Dataset excerpts:
-=-=-
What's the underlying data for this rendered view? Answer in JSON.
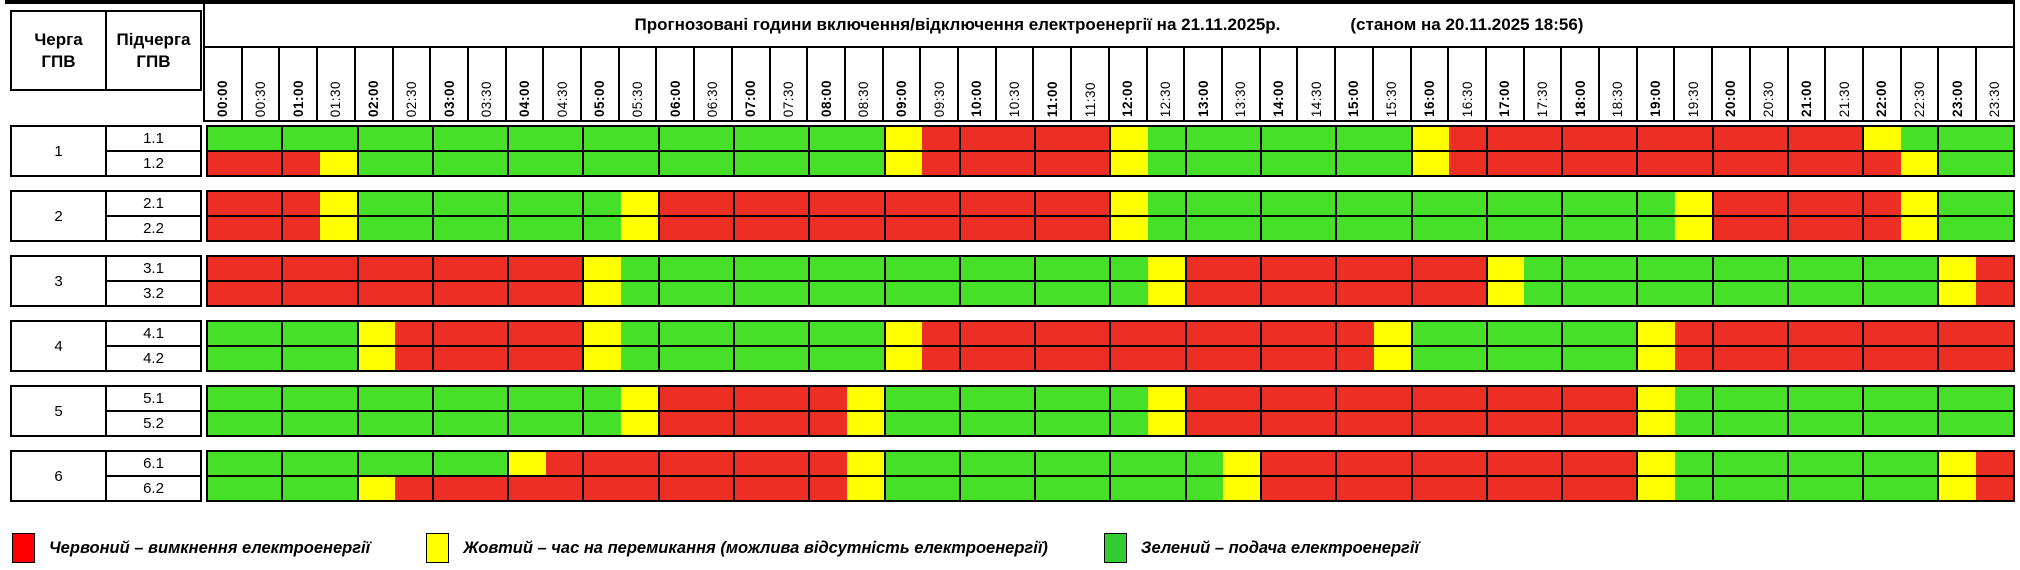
{
  "title": {
    "main": "Прогнозовані години включення/відключення електроенергії на 21.11.2025р.",
    "as_of": "(станом на 20.11.2025 18:56)"
  },
  "header": {
    "queue": "Черга\nГПВ",
    "subqueue": "Підчерга\nГПВ"
  },
  "times": [
    "00:00",
    "00:30",
    "01:00",
    "01:30",
    "02:00",
    "02:30",
    "03:00",
    "03:30",
    "04:00",
    "04:30",
    "05:00",
    "05:30",
    "06:00",
    "06:30",
    "07:00",
    "07:30",
    "08:00",
    "08:30",
    "09:00",
    "09:30",
    "10:00",
    "10:30",
    "11:00",
    "11:30",
    "12:00",
    "12:30",
    "13:00",
    "13:30",
    "14:00",
    "14:30",
    "15:00",
    "15:30",
    "16:00",
    "16:30",
    "17:00",
    "17:30",
    "18:00",
    "18:30",
    "19:00",
    "19:30",
    "20:00",
    "20:30",
    "21:00",
    "21:30",
    "22:00",
    "22:30",
    "23:00",
    "23:30"
  ],
  "colors": {
    "R": "#ed2e24",
    "Y": "#ffff00",
    "G": "#47e029"
  },
  "groups": [
    {
      "number": "1",
      "rows": [
        {
          "label": "1.1",
          "slots": "GGGGGGGGGGGGGGGGGGYRRRRRYGGGGGGGYRRRRRRRRRRRYGGG"
        },
        {
          "label": "1.2",
          "slots": "RRRYGGGGGGGGGGGGGGYRRRRRYGGGGGGGYRRRRRRRRRRRRYGG"
        }
      ]
    },
    {
      "number": "2",
      "rows": [
        {
          "label": "2.1",
          "slots": "RRRYGGGGGGGYRRRRRRRRRRRRYGGGGGGGGGGGGGGYRRRRRYGG"
        },
        {
          "label": "2.2",
          "slots": "RRRYGGGGGGGYRRRRRRRRRRRRYGGGGGGGGGGGGGGYRRRRRYGG"
        }
      ]
    },
    {
      "number": "3",
      "rows": [
        {
          "label": "3.1",
          "slots": "RRRRRRRRRRYGGGGGGGGGGGGGGYRRRRRRRRYGGGGGGGGGGGYR"
        },
        {
          "label": "3.2",
          "slots": "RRRRRRRRRRYGGGGGGGGGGGGGGYRRRRRRRRYGGGGGGGGGGGYR"
        }
      ]
    },
    {
      "number": "4",
      "rows": [
        {
          "label": "4.1",
          "slots": "GGGGYRRRRRYGGGGGGGYRRRRRRRRRRRRYGGGGGGYRRRRRRRRR"
        },
        {
          "label": "4.2",
          "slots": "GGGGYRRRRRYGGGGGGGYRRRRRRRRRRRRYGGGGGGYRRRRRRRRR"
        }
      ]
    },
    {
      "number": "5",
      "rows": [
        {
          "label": "5.1",
          "slots": "GGGGGGGGGGGYRRRRRYGGGGGGGYRRRRRRRRRRRRYGGGGGGGGG"
        },
        {
          "label": "5.2",
          "slots": "GGGGGGGGGGGYRRRRRYGGGGGGGYRRRRRRRRRRRRYGGGGGGGGG"
        }
      ]
    },
    {
      "number": "6",
      "rows": [
        {
          "label": "6.1",
          "slots": "GGGGGGGGYRRRRRRRRYGGGGGGGGGYRRRRRRRRRRYGGGGGGGYR"
        },
        {
          "label": "6.2",
          "slots": "GGGGYRRRRRRRRRRRRYGGGGGGGGGYRRRRRRRRRRYGGGGGGGYR"
        }
      ]
    }
  ],
  "legend": [
    {
      "color": "#ff0000",
      "name": "red",
      "label": "Червоний – вимкнення електроенергії"
    },
    {
      "color": "#ffff00",
      "name": "yellow",
      "label": "Жовтий – час на перемикання (можлива відсутність електроенергії)"
    },
    {
      "color": "#33cc33",
      "name": "green",
      "label": "Зелений – подача електроенергії"
    }
  ]
}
-=-=-
Short exercise: Transcribe every entry above exactly. Omit all pictures.

Exercise output:
What's the underlying data for this rendered view? Answer in JSON.
{
  "title": {
    "main": "Прогнозовані години включення/відключення електроенергії на 21.11.2025р.",
    "as_of": "(станом на 20.11.2025 18:56)"
  },
  "header": {
    "queue": "Черга\nГПВ",
    "subqueue": "Підчерга\nГПВ"
  },
  "times": [
    "00:00",
    "00:30",
    "01:00",
    "01:30",
    "02:00",
    "02:30",
    "03:00",
    "03:30",
    "04:00",
    "04:30",
    "05:00",
    "05:30",
    "06:00",
    "06:30",
    "07:00",
    "07:30",
    "08:00",
    "08:30",
    "09:00",
    "09:30",
    "10:00",
    "10:30",
    "11:00",
    "11:30",
    "12:00",
    "12:30",
    "13:00",
    "13:30",
    "14:00",
    "14:30",
    "15:00",
    "15:30",
    "16:00",
    "16:30",
    "17:00",
    "17:30",
    "18:00",
    "18:30",
    "19:00",
    "19:30",
    "20:00",
    "20:30",
    "21:00",
    "21:30",
    "22:00",
    "22:30",
    "23:00",
    "23:30"
  ],
  "colors": {
    "R": "#ed2e24",
    "Y": "#ffff00",
    "G": "#47e029"
  },
  "groups": [
    {
      "number": "1",
      "rows": [
        {
          "label": "1.1",
          "slots": "GGGGGGGGGGGGGGGGGGYRRRRRYGGGGGGGYRRRRRRRRRRRYGGG"
        },
        {
          "label": "1.2",
          "slots": "RRRYGGGGGGGGGGGGGGYRRRRRYGGGGGGGYRRRRRRRRRRRRYGG"
        }
      ]
    },
    {
      "number": "2",
      "rows": [
        {
          "label": "2.1",
          "slots": "RRRYGGGGGGGYRRRRRRRRRRRRYGGGGGGGGGGGGGGYRRRRRYGG"
        },
        {
          "label": "2.2",
          "slots": "RRRYGGGGGGGYRRRRRRRRRRRRYGGGGGGGGGGGGGGYRRRRRYGG"
        }
      ]
    },
    {
      "number": "3",
      "rows": [
        {
          "label": "3.1",
          "slots": "RRRRRRRRRRYGGGGGGGGGGGGGGYRRRRRRRRYGGGGGGGGGGGYR"
        },
        {
          "label": "3.2",
          "slots": "RRRRRRRRRRYGGGGGGGGGGGGGGYRRRRRRRRYGGGGGGGGGGGYR"
        }
      ]
    },
    {
      "number": "4",
      "rows": [
        {
          "label": "4.1",
          "slots": "GGGGYRRRRRYGGGGGGGYRRRRRRRRRRRRYGGGGGGYRRRRRRRRR"
        },
        {
          "label": "4.2",
          "slots": "GGGGYRRRRRYGGGGGGGYRRRRRRRRRRRRYGGGGGGYRRRRRRRRR"
        }
      ]
    },
    {
      "number": "5",
      "rows": [
        {
          "label": "5.1",
          "slots": "GGGGGGGGGGGYRRRRRYGGGGGGGYRRRRRRRRRRRRYGGGGGGGGG"
        },
        {
          "label": "5.2",
          "slots": "GGGGGGGGGGGYRRRRRYGGGGGGGYRRRRRRRRRRRRYGGGGGGGGG"
        }
      ]
    },
    {
      "number": "6",
      "rows": [
        {
          "label": "6.1",
          "slots": "GGGGGGGGYRRRRRRRRYGGGGGGGGGYRRRRRRRRRRYGGGGGGGYR"
        },
        {
          "label": "6.2",
          "slots": "GGGGYRRRRRRRRRRRRYGGGGGGGGGYRRRRRRRRRRYGGGGGGGYR"
        }
      ]
    }
  ],
  "legend": [
    {
      "color": "#ff0000",
      "name": "red",
      "label": "Червоний – вимкнення електроенергії"
    },
    {
      "color": "#ffff00",
      "name": "yellow",
      "label": "Жовтий – час на перемикання (можлива відсутність електроенергії)"
    },
    {
      "color": "#33cc33",
      "name": "green",
      "label": "Зелений – подача електроенергії"
    }
  ]
}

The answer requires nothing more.